Given task. Search the material below for the word "HĐND". Copy every line that has it.

Input data.
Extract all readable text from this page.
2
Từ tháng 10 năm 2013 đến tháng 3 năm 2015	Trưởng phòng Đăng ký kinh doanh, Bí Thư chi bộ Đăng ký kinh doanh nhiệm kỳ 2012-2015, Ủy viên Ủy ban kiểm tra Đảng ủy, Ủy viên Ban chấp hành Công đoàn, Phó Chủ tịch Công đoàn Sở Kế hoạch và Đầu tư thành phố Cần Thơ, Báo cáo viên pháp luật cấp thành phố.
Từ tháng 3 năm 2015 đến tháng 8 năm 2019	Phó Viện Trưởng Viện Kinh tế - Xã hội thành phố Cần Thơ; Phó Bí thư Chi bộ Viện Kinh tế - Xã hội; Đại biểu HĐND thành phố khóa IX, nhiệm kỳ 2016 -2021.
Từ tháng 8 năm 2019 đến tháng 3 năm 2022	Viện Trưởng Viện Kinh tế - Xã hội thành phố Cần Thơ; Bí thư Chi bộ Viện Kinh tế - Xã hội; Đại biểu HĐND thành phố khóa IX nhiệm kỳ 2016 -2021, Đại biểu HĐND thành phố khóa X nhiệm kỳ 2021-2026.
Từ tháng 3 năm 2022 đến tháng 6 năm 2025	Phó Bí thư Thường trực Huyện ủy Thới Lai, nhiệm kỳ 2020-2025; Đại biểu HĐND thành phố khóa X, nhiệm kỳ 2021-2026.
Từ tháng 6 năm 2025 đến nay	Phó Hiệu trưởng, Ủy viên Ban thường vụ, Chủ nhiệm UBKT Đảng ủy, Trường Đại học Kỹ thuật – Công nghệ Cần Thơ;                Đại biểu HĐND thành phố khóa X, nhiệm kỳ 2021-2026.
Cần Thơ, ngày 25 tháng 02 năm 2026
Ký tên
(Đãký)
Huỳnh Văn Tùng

---

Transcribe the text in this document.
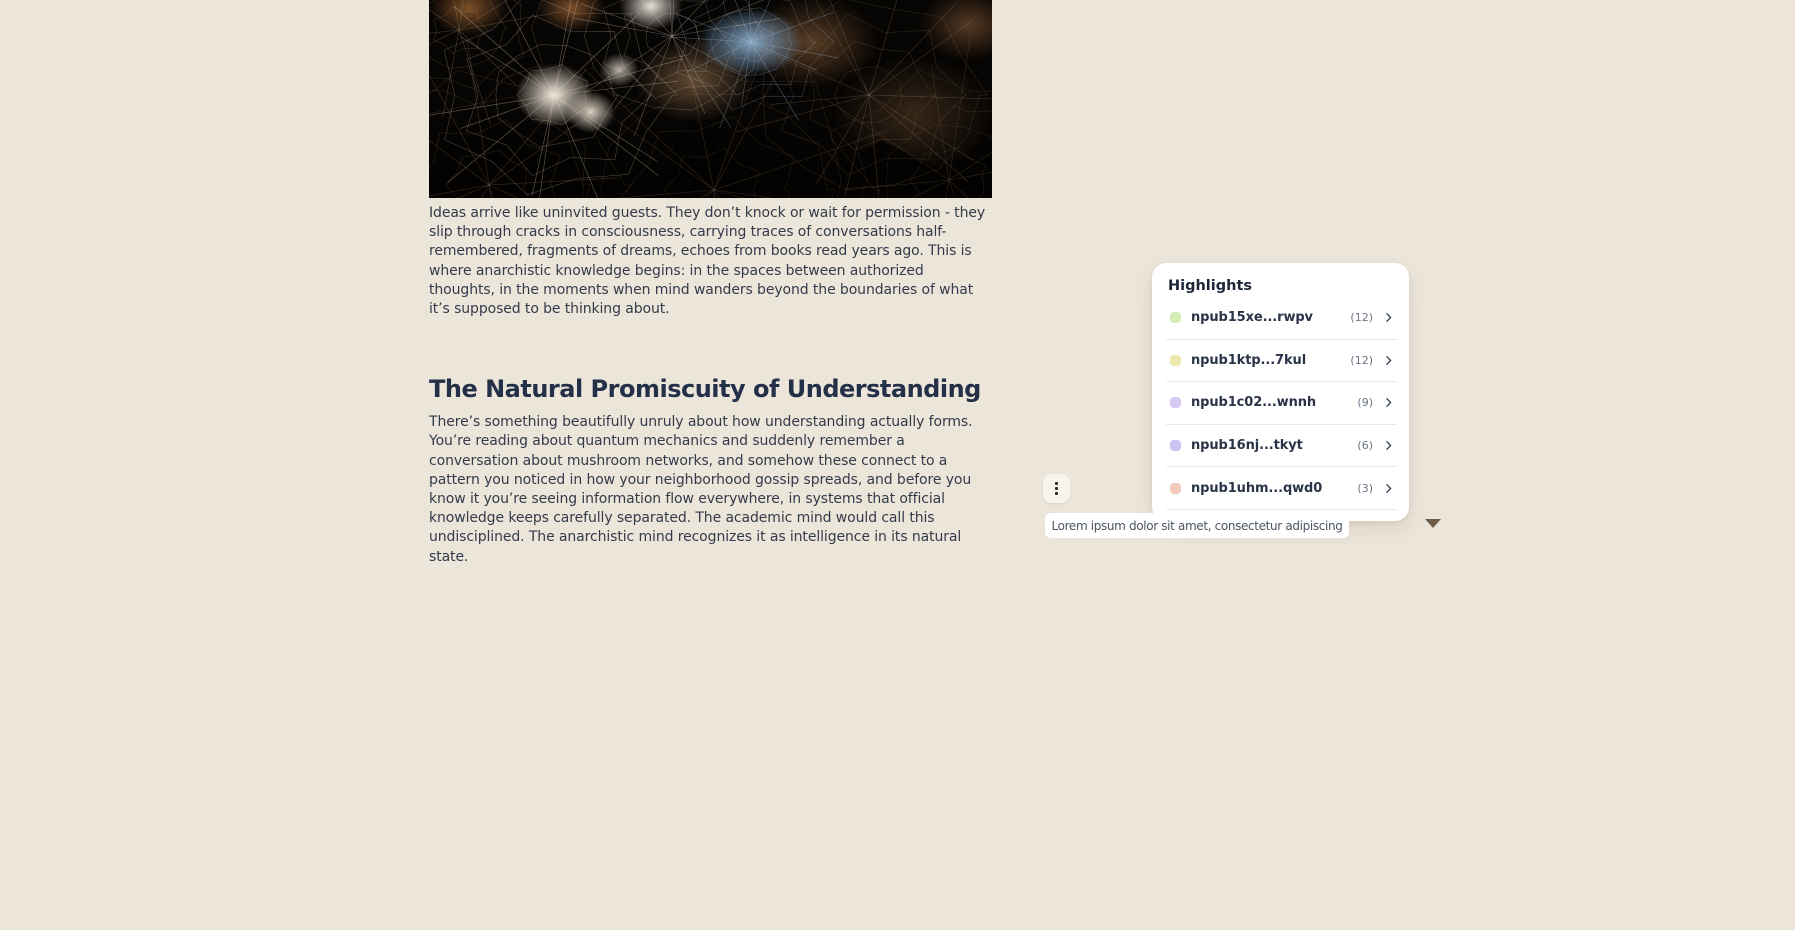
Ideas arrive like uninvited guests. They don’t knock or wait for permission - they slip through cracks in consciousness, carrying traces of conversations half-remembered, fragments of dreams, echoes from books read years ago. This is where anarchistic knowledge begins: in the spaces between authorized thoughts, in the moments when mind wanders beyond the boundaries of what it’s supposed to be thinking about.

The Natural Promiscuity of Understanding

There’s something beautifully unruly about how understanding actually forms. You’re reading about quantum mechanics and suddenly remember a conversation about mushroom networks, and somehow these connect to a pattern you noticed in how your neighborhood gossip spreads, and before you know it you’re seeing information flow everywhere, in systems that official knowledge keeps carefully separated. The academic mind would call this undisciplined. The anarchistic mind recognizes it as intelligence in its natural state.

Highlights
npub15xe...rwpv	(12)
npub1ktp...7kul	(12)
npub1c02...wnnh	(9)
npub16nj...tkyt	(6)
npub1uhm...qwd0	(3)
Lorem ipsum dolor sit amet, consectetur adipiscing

...

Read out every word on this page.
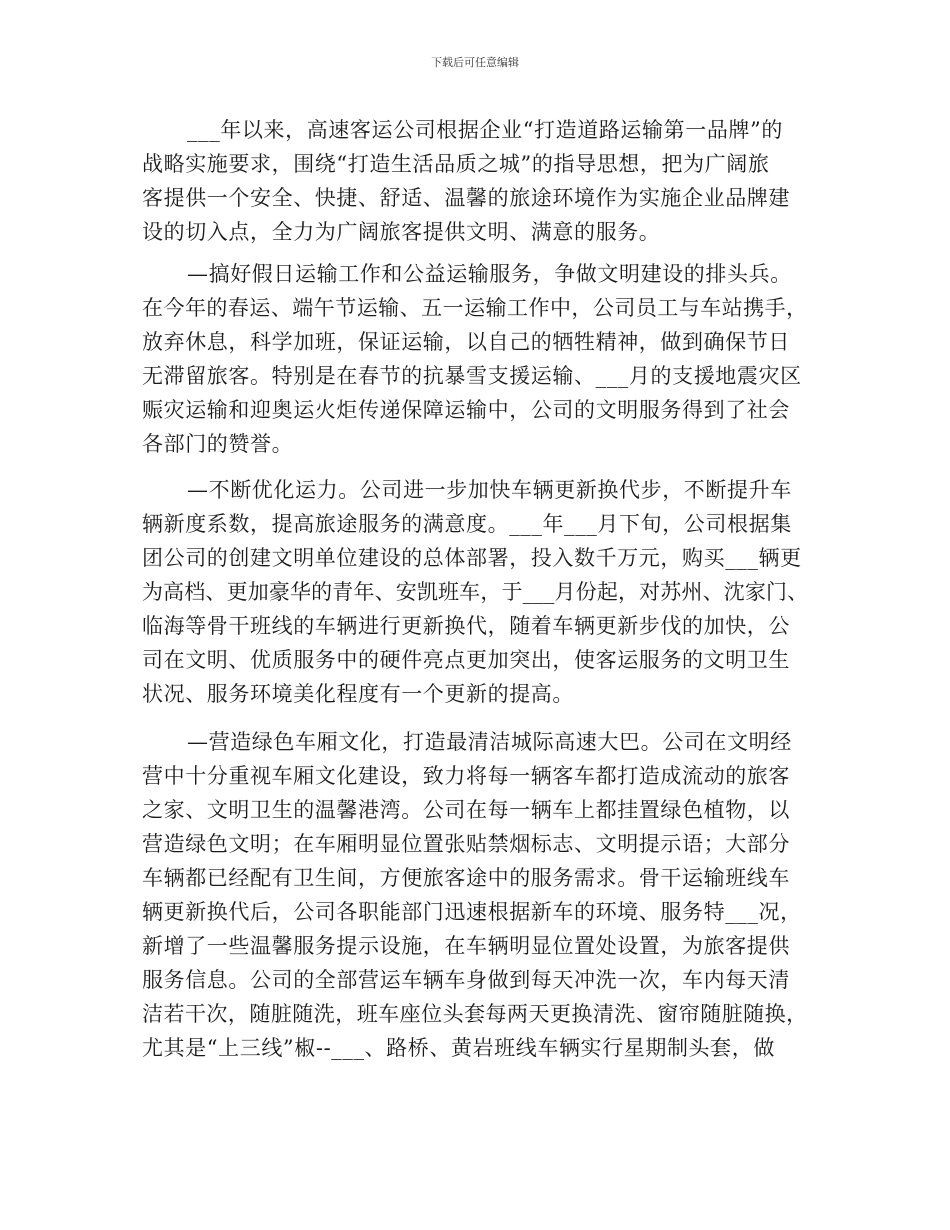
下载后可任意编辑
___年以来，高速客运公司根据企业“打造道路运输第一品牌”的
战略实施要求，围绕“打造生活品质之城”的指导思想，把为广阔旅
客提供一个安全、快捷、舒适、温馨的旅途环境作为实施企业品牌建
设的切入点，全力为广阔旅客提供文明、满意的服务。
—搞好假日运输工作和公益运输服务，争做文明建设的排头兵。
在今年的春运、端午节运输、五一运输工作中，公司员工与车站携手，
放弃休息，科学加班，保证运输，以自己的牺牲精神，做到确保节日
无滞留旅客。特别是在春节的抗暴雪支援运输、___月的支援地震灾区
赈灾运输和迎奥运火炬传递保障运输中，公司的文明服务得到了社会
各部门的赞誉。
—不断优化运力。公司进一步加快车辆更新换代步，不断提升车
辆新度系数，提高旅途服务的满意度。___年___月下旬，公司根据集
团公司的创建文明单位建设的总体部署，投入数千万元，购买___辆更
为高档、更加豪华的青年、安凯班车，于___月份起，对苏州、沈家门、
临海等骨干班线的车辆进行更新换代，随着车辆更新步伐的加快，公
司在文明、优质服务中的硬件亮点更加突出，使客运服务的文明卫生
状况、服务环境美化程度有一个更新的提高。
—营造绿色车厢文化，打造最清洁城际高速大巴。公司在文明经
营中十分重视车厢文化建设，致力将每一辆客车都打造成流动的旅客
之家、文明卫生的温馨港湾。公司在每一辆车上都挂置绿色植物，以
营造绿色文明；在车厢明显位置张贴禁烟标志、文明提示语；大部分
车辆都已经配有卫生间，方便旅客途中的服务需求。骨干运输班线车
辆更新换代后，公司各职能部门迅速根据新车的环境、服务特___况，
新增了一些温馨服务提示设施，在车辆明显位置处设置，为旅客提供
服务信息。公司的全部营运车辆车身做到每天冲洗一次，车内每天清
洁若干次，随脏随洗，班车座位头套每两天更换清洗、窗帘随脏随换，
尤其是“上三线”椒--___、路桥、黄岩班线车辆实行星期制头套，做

Completed exercise.
Từ tháng 3 năm 2015 đến tháng 8 năm 2019	Phó Viện Trưởng Viện Kinh tế - Xã hội thành phố Cần Thơ; Phó Bí thư Chi bộ Viện Kinh tế - Xã hội; Đại biểu HĐND thành phố khóa IX, nhiệm kỳ 2016 -2021.
Từ tháng 8 năm 2019 đến tháng 3 năm 2022	Viện Trưởng Viện Kinh tế - Xã hội thành phố Cần Thơ; Bí thư Chi bộ Viện Kinh tế - Xã hội; Đại biểu HĐND thành phố khóa IX nhiệm kỳ 2016 -2021, Đại biểu HĐND thành phố khóa X nhiệm kỳ 2021-2026.
Từ tháng 3 năm 2022 đến tháng 6 năm 2025	Phó Bí thư Thường trực Huyện ủy Thới Lai, nhiệm kỳ 2020-2025; Đại biểu HĐND thành phố khóa X, nhiệm kỳ 2021-2026.
Từ tháng 6 năm 2025 đến nay	Phó Hiệu trưởng, Ủy viên Ban thường vụ, Chủ nhiệm UBKT Đảng ủy, Trường Đại học Kỹ thuật – Công nghệ Cần Thơ;                Đại biểu HĐND thành phố khóa X, nhiệm kỳ 2021-2026.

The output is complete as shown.